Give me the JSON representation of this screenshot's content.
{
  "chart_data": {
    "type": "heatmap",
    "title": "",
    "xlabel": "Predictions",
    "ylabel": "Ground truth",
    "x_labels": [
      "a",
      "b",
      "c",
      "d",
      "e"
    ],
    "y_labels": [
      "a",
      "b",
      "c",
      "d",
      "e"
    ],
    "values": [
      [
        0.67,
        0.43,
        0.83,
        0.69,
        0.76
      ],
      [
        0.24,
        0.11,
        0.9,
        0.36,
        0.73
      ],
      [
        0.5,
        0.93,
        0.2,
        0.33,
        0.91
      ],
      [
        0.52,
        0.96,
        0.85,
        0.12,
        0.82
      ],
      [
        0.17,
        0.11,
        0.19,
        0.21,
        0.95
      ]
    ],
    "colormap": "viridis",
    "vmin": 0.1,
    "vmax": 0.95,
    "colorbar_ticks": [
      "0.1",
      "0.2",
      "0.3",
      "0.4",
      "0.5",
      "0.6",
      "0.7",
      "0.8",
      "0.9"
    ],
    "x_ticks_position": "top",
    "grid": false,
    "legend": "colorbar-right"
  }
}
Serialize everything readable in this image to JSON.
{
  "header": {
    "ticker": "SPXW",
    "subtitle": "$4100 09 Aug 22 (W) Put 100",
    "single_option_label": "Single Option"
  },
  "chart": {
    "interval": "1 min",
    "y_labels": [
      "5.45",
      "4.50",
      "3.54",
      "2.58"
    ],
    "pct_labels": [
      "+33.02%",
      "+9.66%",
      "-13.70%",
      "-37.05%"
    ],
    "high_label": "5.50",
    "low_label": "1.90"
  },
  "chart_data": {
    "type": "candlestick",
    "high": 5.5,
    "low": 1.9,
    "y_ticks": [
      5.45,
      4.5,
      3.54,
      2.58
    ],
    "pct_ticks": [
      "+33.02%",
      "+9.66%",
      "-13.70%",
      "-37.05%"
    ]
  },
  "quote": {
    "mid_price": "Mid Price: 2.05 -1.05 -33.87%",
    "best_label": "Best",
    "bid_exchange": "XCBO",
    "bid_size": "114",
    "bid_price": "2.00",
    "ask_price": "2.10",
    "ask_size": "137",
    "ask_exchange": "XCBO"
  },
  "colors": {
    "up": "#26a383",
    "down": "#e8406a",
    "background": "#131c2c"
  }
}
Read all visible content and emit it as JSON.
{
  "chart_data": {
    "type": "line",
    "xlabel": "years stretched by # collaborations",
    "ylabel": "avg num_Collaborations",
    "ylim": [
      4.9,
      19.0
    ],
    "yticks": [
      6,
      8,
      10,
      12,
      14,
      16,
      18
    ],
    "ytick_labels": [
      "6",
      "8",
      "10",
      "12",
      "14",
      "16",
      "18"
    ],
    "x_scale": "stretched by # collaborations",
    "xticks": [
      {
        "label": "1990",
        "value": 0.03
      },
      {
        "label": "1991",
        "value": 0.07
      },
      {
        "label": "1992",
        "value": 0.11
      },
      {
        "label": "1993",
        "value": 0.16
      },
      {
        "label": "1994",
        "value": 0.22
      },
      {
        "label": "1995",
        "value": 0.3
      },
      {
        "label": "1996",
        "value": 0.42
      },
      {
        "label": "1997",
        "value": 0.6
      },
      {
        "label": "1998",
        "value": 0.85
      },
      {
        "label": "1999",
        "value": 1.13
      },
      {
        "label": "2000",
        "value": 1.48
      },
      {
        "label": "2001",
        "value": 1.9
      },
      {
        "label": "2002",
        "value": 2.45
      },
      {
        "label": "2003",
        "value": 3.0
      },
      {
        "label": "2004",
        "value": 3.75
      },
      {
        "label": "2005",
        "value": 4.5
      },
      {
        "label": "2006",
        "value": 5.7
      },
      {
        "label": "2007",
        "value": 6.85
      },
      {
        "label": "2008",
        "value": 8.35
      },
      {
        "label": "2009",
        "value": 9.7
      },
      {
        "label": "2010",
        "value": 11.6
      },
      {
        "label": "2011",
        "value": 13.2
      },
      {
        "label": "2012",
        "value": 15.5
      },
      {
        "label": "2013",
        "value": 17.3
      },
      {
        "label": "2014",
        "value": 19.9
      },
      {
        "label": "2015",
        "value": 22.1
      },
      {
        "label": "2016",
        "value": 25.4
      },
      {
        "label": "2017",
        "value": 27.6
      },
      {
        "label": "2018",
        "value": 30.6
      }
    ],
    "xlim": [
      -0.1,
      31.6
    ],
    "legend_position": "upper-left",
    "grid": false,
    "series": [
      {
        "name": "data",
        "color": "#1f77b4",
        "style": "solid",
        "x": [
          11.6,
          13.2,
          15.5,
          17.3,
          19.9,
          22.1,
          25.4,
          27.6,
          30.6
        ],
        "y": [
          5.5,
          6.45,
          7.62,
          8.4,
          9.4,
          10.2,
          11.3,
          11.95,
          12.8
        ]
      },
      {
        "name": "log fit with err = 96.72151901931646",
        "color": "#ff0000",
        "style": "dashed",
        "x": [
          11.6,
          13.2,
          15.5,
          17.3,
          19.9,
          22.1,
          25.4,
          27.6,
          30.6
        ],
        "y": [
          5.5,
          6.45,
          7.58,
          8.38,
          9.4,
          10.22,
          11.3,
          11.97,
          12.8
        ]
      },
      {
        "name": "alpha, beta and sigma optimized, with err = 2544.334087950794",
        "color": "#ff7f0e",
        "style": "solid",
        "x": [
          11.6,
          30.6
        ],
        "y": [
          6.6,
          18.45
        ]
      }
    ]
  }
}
· · ·
TASK STATEMENT —
Write every record out again, unaltered.

EXERCISE RESULT —
Give me the JSON representation of this screenshot's content.
{
  "chart_data": {
    "type": "heatmap",
    "title": "",
    "xlabel": "Predictions",
    "ylabel": "Ground truth",
    "x_labels": [
      "a",
      "b",
      "c",
      "d",
      "e"
    ],
    "y_labels": [
      "a",
      "b",
      "c",
      "d",
      "e"
    ],
    "values": [
      [
        0.67,
        0.43,
        0.83,
        0.69,
        0.76
      ],
      [
        0.24,
        0.11,
        0.9,
        0.36,
        0.73
      ],
      [
        0.5,
        0.93,
        0.2,
        0.33,
        0.91
      ],
      [
        0.52,
        0.96,
        0.85,
        0.12,
        0.82
      ],
      [
        0.17,
        0.11,
        0.19,
        0.21,
        0.95
      ]
    ],
    "colormap": "viridis",
    "vmin": 0.1,
    "vmax": 0.95,
    "colorbar_ticks": [
      "0.1",
      "0.2",
      "0.3",
      "0.4",
      "0.5",
      "0.6",
      "0.7",
      "0.8",
      "0.9"
    ],
    "x_ticks_position": "top",
    "grid": false,
    "legend": "colorbar-right"
  }
}
Serialize everything readable in this image to JSON.
{
  "header": {
    "ticker": "SPXW",
    "subtitle": "$4100 09 Aug 22 (W) Put 100",
    "single_option_label": "Single Option"
  },
  "chart": {
    "interval": "1 min",
    "y_labels": [
      "5.45",
      "4.50",
      "3.54",
      "2.58"
    ],
    "pct_labels": [
      "+33.02%",
      "+9.66%",
      "-13.70%",
      "-37.05%"
    ],
    "high_label": "5.50",
    "low_label": "1.90"
  },
  "chart_data": {
    "type": "candlestick",
    "high": 5.5,
    "low": 1.9,
    "y_ticks": [
      5.45,
      4.5,
      3.54,
      2.58
    ],
    "pct_ticks": [
      "+33.02%",
      "+9.66%",
      "-13.70%",
      "-37.05%"
    ]
  },
  "quote": {
    "mid_price": "Mid Price: 2.05 -1.05 -33.87%",
    "best_label": "Best",
    "bid_exchange": "XCBO",
    "bid_size": "114",
    "bid_price": "2.00",
    "ask_price": "2.10",
    "ask_size": "137",
    "ask_exchange": "XCBO"
  },
  "colors": {
    "up": "#26a383",
    "down": "#e8406a",
    "background": "#131c2c"
  }
}
Read all visible content and emit it as JSON.
{
  "chart_data": {
    "type": "line",
    "xlabel": "years stretched by # collaborations",
    "ylabel": "avg num_Collaborations",
    "ylim": [
      4.9,
      19.0
    ],
    "yticks": [
      6,
      8,
      10,
      12,
      14,
      16,
      18
    ],
    "ytick_labels": [
      "6",
      "8",
      "10",
      "12",
      "14",
      "16",
      "18"
    ],
    "x_scale": "stretched by # collaborations",
    "xticks": [
      {
        "label": "1990",
        "value": 0.03
      },
      {
        "label": "1991",
        "value": 0.07
      },
      {
        "label": "1992",
        "value": 0.11
      },
      {
        "label": "1993",
        "value": 0.16
      },
      {
        "label": "1994",
        "value": 0.22
      },
      {
        "label": "1995",
        "value": 0.3
      },
      {
        "label": "1996",
        "value": 0.42
      },
      {
        "label": "1997",
        "value": 0.6
      },
      {
        "label": "1998",
        "value": 0.85
      },
      {
        "label": "1999",
        "value": 1.13
      },
      {
        "label": "2000",
        "value": 1.48
      },
      {
        "label": "2001",
        "value": 1.9
      },
      {
        "label": "2002",
        "value": 2.45
      },
      {
        "label": "2003",
        "value": 3.0
      },
      {
        "label": "2004",
        "value": 3.75
      },
      {
        "label": "2005",
        "value": 4.5
      },
      {
        "label": "2006",
        "value": 5.7
      },
      {
        "label": "2007",
        "value": 6.85
      },
      {
        "label": "2008",
        "value": 8.35
      },
      {
        "label": "2009",
        "value": 9.7
      },
      {
        "label": "2010",
        "value": 11.6
      },
      {
        "label": "2011",
        "value": 13.2
      },
      {
        "label": "2012",
        "value": 15.5
      },
      {
        "label": "2013",
        "value": 17.3
      },
      {
        "label": "2014",
        "value": 19.9
      },
      {
        "label": "2015",
        "value": 22.1
      },
      {
        "label": "2016",
        "value": 25.4
      },
      {
        "label": "2017",
        "value": 27.6
      },
      {
        "label": "2018",
        "value": 30.6
      }
    ],
    "xlim": [
      -0.1,
      31.6
    ],
    "legend_position": "upper-left",
    "grid": false,
    "series": [
      {
        "name": "data",
        "color": "#1f77b4",
        "style": "solid",
        "x": [
          11.6,
          13.2,
          15.5,
          17.3,
          19.9,
          22.1,
          25.4,
          27.6,
          30.6
        ],
        "y": [
          5.5,
          6.45,
          7.62,
          8.4,
          9.4,
          10.2,
          11.3,
          11.95,
          12.8
        ]
      },
      {
        "name": "log fit with err = 96.72151901931646",
        "color": "#ff0000",
        "style": "dashed",
        "x": [
          11.6,
          13.2,
          15.5,
          17.3,
          19.9,
          22.1,
          25.4,
          27.6,
          30.6
        ],
        "y": [
          5.5,
          6.45,
          7.58,
          8.38,
          9.4,
          10.22,
          11.3,
          11.97,
          12.8
        ]
      },
      {
        "name": "alpha, beta and sigma optimized, with err = 2544.334087950794",
        "color": "#ff7f0e",
        "style": "solid",
        "x": [
          11.6,
          30.6
        ],
        "y": [
          6.6,
          18.45
        ]
      }
    ]
  }
}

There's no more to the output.